**Dataset items:**
__________________________________________________

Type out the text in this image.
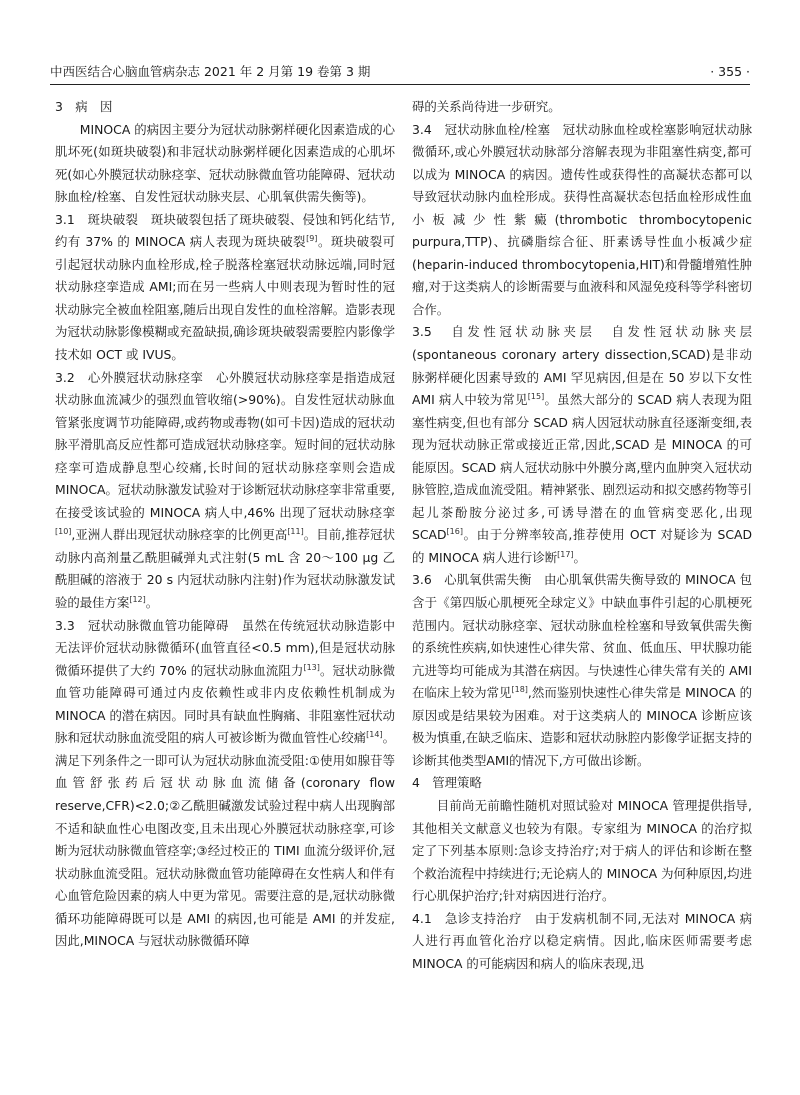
中西医结合心脑血管病杂志 2021 年 2 月第 19 卷第 3 期	· 355 ·

3　病　因

MINOCA 的病因主要分为冠状动脉粥样硬化因素造成的心肌坏死(如斑块破裂)和非冠状动脉粥样硬化因素造成的心肌坏死(如心外膜冠状动脉痉挛、冠状动脉微血管功能障碍、冠状动脉血栓/栓塞、自发性冠状动脉夹层、心肌氧供需失衡等)。

3.1　斑块破裂　斑块破裂包括了斑块破裂、侵蚀和钙化结节,约有 37% 的 MINOCA 病人表现为斑块破裂[9]。斑块破裂可引起冠状动脉内血栓形成,栓子脱落栓塞冠状动脉远端,同时冠状动脉痉挛造成 AMI;而在另一些病人中则表现为暂时性的冠状动脉完全被血栓阻塞,随后出现自发性的血栓溶解。造影表现为冠状动脉影像模糊或充盈缺损,确诊斑块破裂需要腔内影像学技术如 OCT 或 IVUS。

3.2　心外膜冠状动脉痉挛　心外膜冠状动脉痉挛是指造成冠状动脉血流减少的强烈血管收缩(>90%)。自发性冠状动脉血管紧张度调节功能障碍,或药物或毒物(如可卡因)造成的冠状动脉平滑肌高反应性都可造成冠状动脉痉挛。短时间的冠状动脉痉挛可造成静息型心绞痛,长时间的冠状动脉痉挛则会造成 MINOCA。冠状动脉激发试验对于诊断冠状动脉痉挛非常重要,在接受该试验的 MINOCA 病人中,46% 出现了冠状动脉痉挛[10],亚洲人群出现冠状动脉痉挛的比例更高[11]。目前,推荐冠状动脉内高剂量乙酰胆碱弹丸式注射(5 mL 含 20～100 μg 乙酰胆碱的溶液于 20 s 内冠状动脉内注射)作为冠状动脉激发试验的最佳方案[12]。

3.3　冠状动脉微血管功能障碍　虽然在传统冠状动脉造影中无法评价冠状动脉微循环(血管直径<0.5 mm),但是冠状动脉微循环提供了大约 70% 的冠状动脉血流阻力[13]。冠状动脉微血管功能障碍可通过内皮依赖性或非内皮依赖性机制成为 MINOCA 的潜在病因。同时具有缺血性胸痛、非阻塞性冠状动脉和冠状动脉血流受阻的病人可被诊断为微血管性心绞痛[14]。满足下列条件之一即可认为冠状动脉血流受阻:①使用如腺苷等血管舒张药后冠状动脉血流储备(coronary flow reserve,CFR)<2.0;②乙酰胆碱激发试验过程中病人出现胸部不适和缺血性心电图改变,且未出现心外膜冠状动脉痉挛,可诊断为冠状动脉微血管痉挛;③经过校正的 TIMI 血流分级评价,冠状动脉血流受阻。冠状动脉微血管功能障碍在女性病人和伴有心血管危险因素的病人中更为常见。需要注意的是,冠状动脉微循环功能障碍既可以是 AMI 的病因,也可能是 AMI 的并发症,因此,MINOCA 与冠状动脉微循环障

碍的关系尚待进一步研究。

3.4　冠状动脉血栓/栓塞　冠状动脉血栓或栓塞影响冠状动脉微循环,或心外膜冠状动脉部分溶解表现为非阻塞性病变,都可以成为 MINOCA 的病因。遗传性或获得性的高凝状态都可以导致冠状动脉内血栓形成。获得性高凝状态包括血栓形成性血小板减少性紫癜(thrombotic thrombocytopenic purpura,TTP)、抗磷脂综合征、肝素诱导性血小板减少症(heparin-induced thrombocytopenia,HIT)和骨髓增殖性肿瘤,对于这类病人的诊断需要与血液科和风湿免疫科等学科密切合作。

3.5　自发性冠状动脉夹层　自发性冠状动脉夹层(spontaneous coronary artery dissection,SCAD)是非动脉粥样硬化因素导致的 AMI 罕见病因,但是在 50 岁以下女性 AMI 病人中较为常见[15]。虽然大部分的 SCAD 病人表现为阻塞性病变,但也有部分 SCAD 病人因冠状动脉直径逐渐变细,表现为冠状动脉正常或接近正常,因此,SCAD 是 MINOCA 的可能原因。SCAD 病人冠状动脉中外膜分离,壁内血肿突入冠状动脉管腔,造成血流受阻。精神紧张、剧烈运动和拟交感药物等引起儿茶酚胺分泌过多,可诱导潜在的血管病变恶化,出现 SCAD[16]。由于分辨率较高,推荐使用 OCT 对疑诊为 SCAD 的 MINOCA 病人进行诊断[17]。

3.6　心肌氧供需失衡　由心肌氧供需失衡导致的 MINOCA 包含于《第四版心肌梗死全球定义》中缺血事件引起的心肌梗死范围内。冠状动脉痉挛、冠状动脉血栓栓塞和导致氧供需失衡的系统性疾病,如快速性心律失常、贫血、低血压、甲状腺功能亢进等均可能成为其潜在病因。与快速性心律失常有关的 AMI 在临床上较为常见[18],然而鉴别快速性心律失常是 MINOCA 的原因或是结果较为困难。对于这类病人的 MINOCA 诊断应该极为慎重,在缺乏临床、造影和冠状动脉腔内影像学证据支持的诊断其他类型AMI的情况下,方可做出诊断。

4　管理策略

目前尚无前瞻性随机对照试验对 MINOCA 管理提供指导,其他相关文献意义也较为有限。专家组为 MINOCA 的治疗拟定了下列基本原则:急诊支持治疗;对于病人的评估和诊断在整个救治流程中持续进行;无论病人的 MINOCA 为何种原因,均进行心肌保护治疗;针对病因进行治疗。

4.1　急诊支持治疗　由于发病机制不同,无法对 MINOCA 病人进行再血管化治疗以稳定病情。因此,临床医师需要考虑 MINOCA 的可能病因和病人的临床表现,迅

__________________________________________________

**WHAT IS BEING ASKED:** Write out each line again precisely as it appears, skipping every picture.

**WRITTEN ANSWER:**
Type out the text in this image.
中西医结合心脑血管病杂志 2021 年 2 月第 19 卷第 3 期	· 355 ·

3　病　因

MINOCA 的病因主要分为冠状动脉粥样硬化因素造成的心肌坏死(如斑块破裂)和非冠状动脉粥样硬化因素造成的心肌坏死(如心外膜冠状动脉痉挛、冠状动脉微血管功能障碍、冠状动脉血栓/栓塞、自发性冠状动脉夹层、心肌氧供需失衡等)。

3.1　斑块破裂　斑块破裂包括了斑块破裂、侵蚀和钙化结节,约有 37% 的 MINOCA 病人表现为斑块破裂[9]。斑块破裂可引起冠状动脉内血栓形成,栓子脱落栓塞冠状动脉远端,同时冠状动脉痉挛造成 AMI;而在另一些病人中则表现为暂时性的冠状动脉完全被血栓阻塞,随后出现自发性的血栓溶解。造影表现为冠状动脉影像模糊或充盈缺损,确诊斑块破裂需要腔内影像学技术如 OCT 或 IVUS。

3.2　心外膜冠状动脉痉挛　心外膜冠状动脉痉挛是指造成冠状动脉血流减少的强烈血管收缩(>90%)。自发性冠状动脉血管紧张度调节功能障碍,或药物或毒物(如可卡因)造成的冠状动脉平滑肌高反应性都可造成冠状动脉痉挛。短时间的冠状动脉痉挛可造成静息型心绞痛,长时间的冠状动脉痉挛则会造成 MINOCA。冠状动脉激发试验对于诊断冠状动脉痉挛非常重要,在接受该试验的 MINOCA 病人中,46% 出现了冠状动脉痉挛[10],亚洲人群出现冠状动脉痉挛的比例更高[11]。目前,推荐冠状动脉内高剂量乙酰胆碱弹丸式注射(5 mL 含 20～100 μg 乙酰胆碱的溶液于 20 s 内冠状动脉内注射)作为冠状动脉激发试验的最佳方案[12]。

3.3　冠状动脉微血管功能障碍　虽然在传统冠状动脉造影中无法评价冠状动脉微循环(血管直径<0.5 mm),但是冠状动脉微循环提供了大约 70% 的冠状动脉血流阻力[13]。冠状动脉微血管功能障碍可通过内皮依赖性或非内皮依赖性机制成为 MINOCA 的潜在病因。同时具有缺血性胸痛、非阻塞性冠状动脉和冠状动脉血流受阻的病人可被诊断为微血管性心绞痛[14]。满足下列条件之一即可认为冠状动脉血流受阻:①使用如腺苷等血管舒张药后冠状动脉血流储备(coronary flow reserve,CFR)<2.0;②乙酰胆碱激发试验过程中病人出现胸部不适和缺血性心电图改变,且未出现心外膜冠状动脉痉挛,可诊断为冠状动脉微血管痉挛;③经过校正的 TIMI 血流分级评价,冠状动脉血流受阻。冠状动脉微血管功能障碍在女性病人和伴有心血管危险因素的病人中更为常见。需要注意的是,冠状动脉微循环功能障碍既可以是 AMI 的病因,也可能是 AMI 的并发症,因此,MINOCA 与冠状动脉微循环障

碍的关系尚待进一步研究。

3.4　冠状动脉血栓/栓塞　冠状动脉血栓或栓塞影响冠状动脉微循环,或心外膜冠状动脉部分溶解表现为非阻塞性病变,都可以成为 MINOCA 的病因。遗传性或获得性的高凝状态都可以导致冠状动脉内血栓形成。获得性高凝状态包括血栓形成性血小板减少性紫癜(thrombotic thrombocytopenic purpura,TTP)、抗磷脂综合征、肝素诱导性血小板减少症(heparin-induced thrombocytopenia,HIT)和骨髓增殖性肿瘤,对于这类病人的诊断需要与血液科和风湿免疫科等学科密切合作。

3.5　自发性冠状动脉夹层　自发性冠状动脉夹层(spontaneous coronary artery dissection,SCAD)是非动脉粥样硬化因素导致的 AMI 罕见病因,但是在 50 岁以下女性 AMI 病人中较为常见[15]。虽然大部分的 SCAD 病人表现为阻塞性病变,但也有部分 SCAD 病人因冠状动脉直径逐渐变细,表现为冠状动脉正常或接近正常,因此,SCAD 是 MINOCA 的可能原因。SCAD 病人冠状动脉中外膜分离,壁内血肿突入冠状动脉管腔,造成血流受阻。精神紧张、剧烈运动和拟交感药物等引起儿茶酚胺分泌过多,可诱导潜在的血管病变恶化,出现 SCAD[16]。由于分辨率较高,推荐使用 OCT 对疑诊为 SCAD 的 MINOCA 病人进行诊断[17]。

3.6　心肌氧供需失衡　由心肌氧供需失衡导致的 MINOCA 包含于《第四版心肌梗死全球定义》中缺血事件引起的心肌梗死范围内。冠状动脉痉挛、冠状动脉血栓栓塞和导致氧供需失衡的系统性疾病,如快速性心律失常、贫血、低血压、甲状腺功能亢进等均可能成为其潜在病因。与快速性心律失常有关的 AMI 在临床上较为常见[18],然而鉴别快速性心律失常是 MINOCA 的原因或是结果较为困难。对于这类病人的 MINOCA 诊断应该极为慎重,在缺乏临床、造影和冠状动脉腔内影像学证据支持的诊断其他类型AMI的情况下,方可做出诊断。

4　管理策略

目前尚无前瞻性随机对照试验对 MINOCA 管理提供指导,其他相关文献意义也较为有限。专家组为 MINOCA 的治疗拟定了下列基本原则:急诊支持治疗;对于病人的评估和诊断在整个救治流程中持续进行;无论病人的 MINOCA 为何种原因,均进行心肌保护治疗;针对病因进行治疗。

4.1　急诊支持治疗　由于发病机制不同,无法对 MINOCA 病人进行再血管化治疗以稳定病情。因此,临床医师需要考虑 MINOCA 的可能病因和病人的临床表现,迅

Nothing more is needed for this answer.